■ EXCERPT TO READ:
Walking the Line
Seventh Grade Poster Problem
The Number System
The Common Core Mathematics Standard 7.NS.2a contains several key ideas. One major conceptual milestone students must pass in meeting this standard is understanding why (-1)(-1) = 1. The proof of this identity relies on the distributive property of multiplication over addition (see the Teacher Tune-up links for more explanation of the proof).
While the proof shows that (-1)(-1) = 1, it might not help your students develop a feeling for why this fact is true. This activity uses a familiar model, the number line, to develop an intuitive feeling for why it makes sense to define (-1)(-1) = 1.
Common Core State Standards for Mathematics:
The Lesson Plan:
Preparation: Before class starts, use painter’s tape to make a large number line on the floor of your classroom. Arrange the students’ desks so everyone can see the line. Set up the line so positive numbers are to the RIGHT from the students’ point of view. The number line should go to at least ±12. Going to ±15 will match the upcoming handouts.
Start with an introduction:
“In today’s class we are going to look at a model for multiplication based on walking on a number line. Luckily we have a life size number line right here on the floor! Notice that 0 is in the middle, positive numbers are to your right, and negative numbers are to the left.”
“Let’s start with an example. How can we model 3 × 2 using our number line?”
Some students might say to start at 6. While it is true that 3 × 2 = 6, we do not want to jump to the answer 6 right away. Instead, ask students how we might start at 0 and walk along the life-size number line to model 3 × 2 = 6. Take ideas from students. Focus on the idea of taking 3 steps each with a length of 2 units. Model for the students that you can start at 0, face the positive direction, and take 3 steps of 2 units each. In the end you will land at 6. This is one way to represent multiplication sentences: as number line walks.
Show Slide #1 (video).

■ GIVEN REQUEST A: Rewrite the records from their first line through the line containing "list-item[interactable]: Full Battery", inclusive, replacing "Battery Properties" with "Battery Details" and leaving everything else unchanged.

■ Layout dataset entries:
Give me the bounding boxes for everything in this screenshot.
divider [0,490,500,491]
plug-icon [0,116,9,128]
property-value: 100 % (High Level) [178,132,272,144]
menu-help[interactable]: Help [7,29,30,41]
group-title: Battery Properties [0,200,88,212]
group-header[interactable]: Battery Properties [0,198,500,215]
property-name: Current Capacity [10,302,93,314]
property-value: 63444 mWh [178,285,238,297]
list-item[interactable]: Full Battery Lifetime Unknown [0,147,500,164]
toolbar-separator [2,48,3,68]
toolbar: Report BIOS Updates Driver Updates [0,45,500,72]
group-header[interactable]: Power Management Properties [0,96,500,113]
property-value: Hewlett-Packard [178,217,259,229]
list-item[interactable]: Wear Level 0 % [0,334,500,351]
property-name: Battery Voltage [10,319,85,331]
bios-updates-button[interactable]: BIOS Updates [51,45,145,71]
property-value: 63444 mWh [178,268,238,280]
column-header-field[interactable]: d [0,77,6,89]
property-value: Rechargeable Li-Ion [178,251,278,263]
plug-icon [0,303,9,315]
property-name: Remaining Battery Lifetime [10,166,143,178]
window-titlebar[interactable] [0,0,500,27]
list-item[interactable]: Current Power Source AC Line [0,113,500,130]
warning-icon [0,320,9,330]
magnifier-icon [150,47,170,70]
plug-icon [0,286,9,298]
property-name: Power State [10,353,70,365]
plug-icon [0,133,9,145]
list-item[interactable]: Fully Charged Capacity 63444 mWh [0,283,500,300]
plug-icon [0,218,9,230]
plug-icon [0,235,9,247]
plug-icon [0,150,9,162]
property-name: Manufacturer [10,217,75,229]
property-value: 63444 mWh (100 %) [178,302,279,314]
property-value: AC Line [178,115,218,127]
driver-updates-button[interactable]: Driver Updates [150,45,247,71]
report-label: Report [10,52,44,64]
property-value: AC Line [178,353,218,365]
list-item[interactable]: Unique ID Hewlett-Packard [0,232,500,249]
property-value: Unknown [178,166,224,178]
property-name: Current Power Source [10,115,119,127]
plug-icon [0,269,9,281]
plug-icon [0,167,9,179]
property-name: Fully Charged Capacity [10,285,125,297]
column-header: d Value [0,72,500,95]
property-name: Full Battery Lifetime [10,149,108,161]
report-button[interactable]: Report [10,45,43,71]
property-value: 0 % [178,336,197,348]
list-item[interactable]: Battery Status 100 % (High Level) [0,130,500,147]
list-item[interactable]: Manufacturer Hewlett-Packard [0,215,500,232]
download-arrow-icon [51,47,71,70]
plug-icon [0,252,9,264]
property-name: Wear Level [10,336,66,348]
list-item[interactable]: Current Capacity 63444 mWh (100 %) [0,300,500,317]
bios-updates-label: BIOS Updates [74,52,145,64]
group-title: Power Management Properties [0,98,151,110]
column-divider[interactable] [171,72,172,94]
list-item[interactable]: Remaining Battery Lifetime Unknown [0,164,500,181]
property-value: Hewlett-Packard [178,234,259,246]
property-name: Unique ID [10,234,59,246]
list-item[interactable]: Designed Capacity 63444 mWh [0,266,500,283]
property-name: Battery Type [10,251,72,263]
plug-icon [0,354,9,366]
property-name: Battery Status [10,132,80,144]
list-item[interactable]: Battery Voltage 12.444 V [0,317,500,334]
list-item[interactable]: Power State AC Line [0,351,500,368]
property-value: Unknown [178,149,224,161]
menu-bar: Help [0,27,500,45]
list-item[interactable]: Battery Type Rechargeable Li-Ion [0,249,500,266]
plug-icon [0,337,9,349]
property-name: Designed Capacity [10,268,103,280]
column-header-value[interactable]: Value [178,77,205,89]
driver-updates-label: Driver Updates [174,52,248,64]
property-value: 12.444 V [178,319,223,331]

■ GIVEN REQUEST B: Repeat the number line lesson plan in full, word for word.

■ COMPLETE OUTPUT A:
Give me the bounding boxes for everything in this screenshot.
divider [0,490,500,491]
plug-icon [0,116,9,128]
property-value: 100 % (High Level) [178,132,272,144]
menu-help[interactable]: Help [7,29,30,41]
group-title: Battery Details [0,200,88,212]
group-header[interactable]: Battery Details [0,198,500,215]
property-name: Current Capacity [10,302,93,314]
property-value: 63444 mWh [178,285,238,297]
list-item[interactable]: Full Battery Lifetime Unknown [0,147,500,164]

■ COMPLETE OUTPUT B:
Walking the Line
Seventh Grade Poster Problem
The Number System
The Common Core Mathematics Standard 7.NS.2a contains several key ideas. One major conceptual milestone students must pass in meeting this standard is understanding why (-1)(-1) = 1. The proof of this identity relies on the distributive property of multiplication over addition (see the Teacher Tune-up links for more explanation of the proof).
While the proof shows that (-1)(-1) = 1, it might not help your students develop a feeling for why this fact is true. This activity uses a familiar model, the number line, to develop an intuitive feeling for why it makes sense to define (-1)(-1) = 1.
Common Core State Standards for Mathematics:
The Lesson Plan:
Preparation: Before class starts, use painter’s tape to make a large number line on the floor of your classroom. Arrange the students’ desks so everyone can see the line. Set up the line so positive numbers are to the RIGHT from the students’ point of view. The number line should go to at least ±12. Going to ±15 will match the upcoming handouts.
Start with an introduction:
“In today’s class we are going to look at a model for multiplication based on walking on a number line. Luckily we have a life size number line right here on the floor! Notice that 0 is in the middle, positive numbers are to your right, and negative numbers are to the left.”
“Let’s start with an example. How can we model 3 × 2 using our number line?”
Some students might say to start at 6. While it is true that 3 × 2 = 6, we do not want to jump to the answer 6 right away. Instead, ask students how we might start at 0 and walk along the life-size number line to model 3 × 2 = 6. Take ideas from students. Focus on the idea of taking 3 steps each with a length of 2 units. Model for the students that you can start at 0, face the positive direction, and take 3 steps of 2 units each. In the end you will land at 6. This is one way to represent multiplication sentences: as number line walks.
Show Slide #1 (video).